# GIVEN PROBLEM
Rewrite all of the data below as a numbered list, leaving out any blank lines.

··· INPUT RECORDS ···

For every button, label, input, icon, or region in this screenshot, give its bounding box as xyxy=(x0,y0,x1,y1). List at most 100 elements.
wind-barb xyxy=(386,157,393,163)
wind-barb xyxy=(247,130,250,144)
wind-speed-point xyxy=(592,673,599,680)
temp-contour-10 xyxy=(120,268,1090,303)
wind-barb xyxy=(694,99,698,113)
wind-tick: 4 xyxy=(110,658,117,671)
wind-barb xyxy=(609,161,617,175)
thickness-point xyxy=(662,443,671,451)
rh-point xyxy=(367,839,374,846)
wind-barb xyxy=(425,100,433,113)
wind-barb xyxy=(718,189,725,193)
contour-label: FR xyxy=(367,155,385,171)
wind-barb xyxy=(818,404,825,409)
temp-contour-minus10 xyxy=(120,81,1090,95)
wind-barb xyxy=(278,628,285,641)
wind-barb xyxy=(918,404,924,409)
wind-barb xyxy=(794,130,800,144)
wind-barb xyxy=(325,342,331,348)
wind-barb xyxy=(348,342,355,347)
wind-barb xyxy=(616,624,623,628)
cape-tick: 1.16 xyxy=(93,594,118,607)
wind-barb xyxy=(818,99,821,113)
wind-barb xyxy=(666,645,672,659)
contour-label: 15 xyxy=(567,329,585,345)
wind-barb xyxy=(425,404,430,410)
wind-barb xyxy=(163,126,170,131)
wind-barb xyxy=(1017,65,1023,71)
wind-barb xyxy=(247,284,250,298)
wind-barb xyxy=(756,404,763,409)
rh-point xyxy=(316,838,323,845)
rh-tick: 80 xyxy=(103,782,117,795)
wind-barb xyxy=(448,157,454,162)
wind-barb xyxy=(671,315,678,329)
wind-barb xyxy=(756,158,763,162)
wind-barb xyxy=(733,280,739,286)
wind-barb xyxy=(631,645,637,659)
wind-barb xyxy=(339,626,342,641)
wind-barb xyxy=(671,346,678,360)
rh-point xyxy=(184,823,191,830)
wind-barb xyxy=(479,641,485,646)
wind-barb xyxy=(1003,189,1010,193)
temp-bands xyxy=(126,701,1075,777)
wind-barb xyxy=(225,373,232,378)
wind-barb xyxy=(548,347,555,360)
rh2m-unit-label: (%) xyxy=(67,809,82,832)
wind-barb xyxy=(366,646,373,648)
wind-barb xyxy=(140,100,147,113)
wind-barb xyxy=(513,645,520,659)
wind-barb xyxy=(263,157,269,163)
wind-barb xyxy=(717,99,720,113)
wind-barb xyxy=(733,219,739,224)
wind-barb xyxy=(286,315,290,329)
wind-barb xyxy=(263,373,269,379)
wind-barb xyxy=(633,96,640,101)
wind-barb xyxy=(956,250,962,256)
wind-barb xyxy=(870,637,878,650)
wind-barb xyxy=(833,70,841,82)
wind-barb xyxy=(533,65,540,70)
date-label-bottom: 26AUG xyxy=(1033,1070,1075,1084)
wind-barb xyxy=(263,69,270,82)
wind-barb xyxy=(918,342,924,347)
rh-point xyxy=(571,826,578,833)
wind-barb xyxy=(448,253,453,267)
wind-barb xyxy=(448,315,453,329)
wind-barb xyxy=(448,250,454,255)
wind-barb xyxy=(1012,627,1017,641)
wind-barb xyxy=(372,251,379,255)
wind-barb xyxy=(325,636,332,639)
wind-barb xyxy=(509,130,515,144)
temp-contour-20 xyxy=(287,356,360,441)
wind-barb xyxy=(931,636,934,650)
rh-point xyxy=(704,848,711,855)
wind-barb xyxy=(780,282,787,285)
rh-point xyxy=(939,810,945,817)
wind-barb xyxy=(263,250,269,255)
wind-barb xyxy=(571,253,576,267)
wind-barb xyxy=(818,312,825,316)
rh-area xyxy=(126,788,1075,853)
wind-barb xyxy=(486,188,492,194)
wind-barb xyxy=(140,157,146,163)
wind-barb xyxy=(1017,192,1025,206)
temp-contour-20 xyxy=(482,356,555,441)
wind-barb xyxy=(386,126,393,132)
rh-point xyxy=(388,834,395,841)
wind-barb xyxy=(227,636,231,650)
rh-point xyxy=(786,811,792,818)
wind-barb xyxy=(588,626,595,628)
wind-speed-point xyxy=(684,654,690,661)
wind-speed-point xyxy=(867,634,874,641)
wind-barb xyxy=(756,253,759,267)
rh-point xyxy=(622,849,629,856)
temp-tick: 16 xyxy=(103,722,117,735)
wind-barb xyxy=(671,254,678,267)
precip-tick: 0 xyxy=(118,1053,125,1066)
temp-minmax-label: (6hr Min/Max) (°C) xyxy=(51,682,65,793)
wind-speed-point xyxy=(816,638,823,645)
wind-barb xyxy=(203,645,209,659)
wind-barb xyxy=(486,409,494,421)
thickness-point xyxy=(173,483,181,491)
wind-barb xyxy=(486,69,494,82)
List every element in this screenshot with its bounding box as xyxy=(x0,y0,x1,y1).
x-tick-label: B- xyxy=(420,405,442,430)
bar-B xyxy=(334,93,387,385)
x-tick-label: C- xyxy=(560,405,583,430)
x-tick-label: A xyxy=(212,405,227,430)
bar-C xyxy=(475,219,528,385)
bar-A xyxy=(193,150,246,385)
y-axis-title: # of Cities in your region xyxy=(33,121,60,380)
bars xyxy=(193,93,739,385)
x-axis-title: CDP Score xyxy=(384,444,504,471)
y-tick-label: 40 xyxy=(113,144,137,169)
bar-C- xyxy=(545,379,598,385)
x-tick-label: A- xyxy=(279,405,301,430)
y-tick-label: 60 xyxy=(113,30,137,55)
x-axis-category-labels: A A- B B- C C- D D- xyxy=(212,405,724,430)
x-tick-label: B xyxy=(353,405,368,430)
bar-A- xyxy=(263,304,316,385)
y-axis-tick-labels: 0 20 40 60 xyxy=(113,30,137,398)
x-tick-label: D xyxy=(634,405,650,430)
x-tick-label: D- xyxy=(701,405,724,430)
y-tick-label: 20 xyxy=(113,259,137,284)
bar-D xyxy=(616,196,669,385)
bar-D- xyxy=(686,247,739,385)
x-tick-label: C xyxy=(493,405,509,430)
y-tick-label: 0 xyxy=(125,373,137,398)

···

# RESULT OF THE EXERCISE
1. For every button, label, input, icon, or region in this screenshot, give its bounding box as xyxy=(x0,y0,x1,y1). List at most 100 elements.
2. wind-barb xyxy=(386,157,393,163)
3. wind-barb xyxy=(247,130,250,144)
4. wind-speed-point xyxy=(592,673,599,680)
5. temp-contour-10 xyxy=(120,268,1090,303)
6. wind-barb xyxy=(694,99,698,113)
7. wind-tick: 4 xyxy=(110,658,117,671)
8. wind-barb xyxy=(609,161,617,175)
9. thickness-point xyxy=(662,443,671,451)
10. rh-point xyxy=(367,839,374,846)
11. wind-barb xyxy=(425,100,433,113)
12. wind-barb xyxy=(718,189,725,193)
13. contour-label: FR xyxy=(367,155,385,171)
14. wind-barb xyxy=(818,404,825,409)
15. temp-contour-minus10 xyxy=(120,81,1090,95)
16. wind-barb xyxy=(278,628,285,641)
17. wind-barb xyxy=(918,404,924,409)
18. wind-barb xyxy=(794,130,800,144)
19. wind-barb xyxy=(325,342,331,348)
20. wind-barb xyxy=(348,342,355,347)
21. wind-barb xyxy=(616,624,623,628)
22. cape-tick: 1.16 xyxy=(93,594,118,607)
23. wind-barb xyxy=(818,99,821,113)
24. wind-barb xyxy=(666,645,672,659)
25. contour-label: 15 xyxy=(567,329,585,345)
26. wind-barb xyxy=(425,404,430,410)
27. wind-barb xyxy=(163,126,170,131)
28. wind-barb xyxy=(1017,65,1023,71)
29. wind-barb xyxy=(247,284,250,298)
30. wind-barb xyxy=(756,404,763,409)
31. rh-point xyxy=(316,838,323,845)
32. rh-tick: 80 xyxy=(103,782,117,795)
33. wind-barb xyxy=(448,157,454,162)
34. wind-barb xyxy=(671,315,678,329)
35. wind-barb xyxy=(756,158,763,162)
36. wind-barb xyxy=(733,280,739,286)
37. wind-barb xyxy=(631,645,637,659)
38. wind-barb xyxy=(339,626,342,641)
39. wind-barb xyxy=(671,346,678,360)
40. rh-point xyxy=(184,823,191,830)
41. wind-barb xyxy=(479,641,485,646)
42. wind-barb xyxy=(1003,189,1010,193)
43. temp-bands xyxy=(126,701,1075,777)
44. wind-barb xyxy=(225,373,232,378)
45. wind-barb xyxy=(548,347,555,360)
46. rh2m-unit-label: (%) xyxy=(67,809,82,832)
47. wind-barb xyxy=(366,646,373,648)
48. wind-barb xyxy=(140,100,147,113)
49. wind-barb xyxy=(513,645,520,659)
50. wind-barb xyxy=(263,157,269,163)
51. wind-barb xyxy=(717,99,720,113)
52. wind-barb xyxy=(733,219,739,224)
53. wind-barb xyxy=(286,315,290,329)
54. wind-barb xyxy=(263,373,269,379)
55. wind-barb xyxy=(633,96,640,101)
56. wind-barb xyxy=(956,250,962,256)
57. wind-barb xyxy=(870,637,878,650)
58. wind-barb xyxy=(833,70,841,82)
59. wind-barb xyxy=(533,65,540,70)
60. date-label-bottom: 26AUG xyxy=(1033,1070,1075,1084)
61. wind-barb xyxy=(263,69,270,82)
62. wind-barb xyxy=(918,342,924,347)
63. rh-point xyxy=(571,826,578,833)
64. wind-barb xyxy=(448,253,453,267)
65. wind-barb xyxy=(448,315,453,329)
66. wind-barb xyxy=(448,250,454,255)
67. wind-barb xyxy=(1012,627,1017,641)
68. wind-barb xyxy=(372,251,379,255)
69. wind-barb xyxy=(325,636,332,639)
70. wind-barb xyxy=(509,130,515,144)
71. temp-contour-20 xyxy=(287,356,360,441)
72. wind-barb xyxy=(931,636,934,650)
73. rh-point xyxy=(704,848,711,855)
74. wind-barb xyxy=(780,282,787,285)
75. rh-point xyxy=(939,810,945,817)
76. wind-barb xyxy=(263,250,269,255)
77. wind-barb xyxy=(571,253,576,267)
78. wind-barb xyxy=(818,312,825,316)
79. rh-area xyxy=(126,788,1075,853)
80. wind-barb xyxy=(486,188,492,194)
81. wind-barb xyxy=(140,157,146,163)
82. wind-barb xyxy=(1017,192,1025,206)
83. temp-contour-20 xyxy=(482,356,555,441)
84. wind-barb xyxy=(386,126,393,132)
85. rh-point xyxy=(388,834,395,841)
86. wind-barb xyxy=(227,636,231,650)
87. rh-point xyxy=(786,811,792,818)
88. wind-barb xyxy=(588,626,595,628)
89. wind-speed-point xyxy=(684,654,690,661)
90. wind-speed-point xyxy=(867,634,874,641)
91. wind-barb xyxy=(756,253,759,267)
92. rh-point xyxy=(622,849,629,856)
93. temp-tick: 16 xyxy=(103,722,117,735)
94. wind-barb xyxy=(671,254,678,267)
95. precip-tick: 0 xyxy=(118,1053,125,1066)
96. temp-minmax-label: (6hr Min/Max) (°C) xyxy=(51,682,65,793)
97. wind-speed-point xyxy=(816,638,823,645)
98. wind-barb xyxy=(203,645,209,659)
99. wind-barb xyxy=(486,409,494,421)
100. thickness-point xyxy=(173,483,181,491)
101. wind-barb xyxy=(486,69,494,82)
102. List every element in this screenshot with its bounding box as xyxy=(x0,y0,x1,y1).
103. x-tick-label: B- xyxy=(420,405,442,430)
104. bar-B xyxy=(334,93,387,385)
105. x-tick-label: C- xyxy=(560,405,583,430)
106. x-tick-label: A xyxy=(212,405,227,430)
107. bar-C xyxy=(475,219,528,385)
108. bar-A xyxy=(193,150,246,385)
109. y-axis-title: # of Cities in your region xyxy=(33,121,60,380)
110. bars xyxy=(193,93,739,385)
111. x-axis-title: CDP Score xyxy=(384,444,504,471)
112. y-tick-label: 40 xyxy=(113,144,137,169)
113. bar-C- xyxy=(545,379,598,385)
114. x-tick-label: A- xyxy=(279,405,301,430)
115. y-tick-label: 60 xyxy=(113,30,137,55)
116. x-axis-category-labels: A A- B B- C C- D D- xyxy=(212,405,724,430)
117. x-tick-label: B xyxy=(353,405,368,430)
118. bar-A- xyxy=(263,304,316,385)
119. y-axis-tick-labels: 0 20 40 60 xyxy=(113,30,137,398)
120. x-tick-label: D xyxy=(634,405,650,430)
121. x-tick-label: D- xyxy=(701,405,724,430)
122. y-tick-label: 20 xyxy=(113,259,137,284)
123. bar-D xyxy=(616,196,669,385)
124. bar-D- xyxy=(686,247,739,385)
125. x-tick-label: C xyxy=(493,405,509,430)
126. y-tick-label: 0 xyxy=(125,373,137,398)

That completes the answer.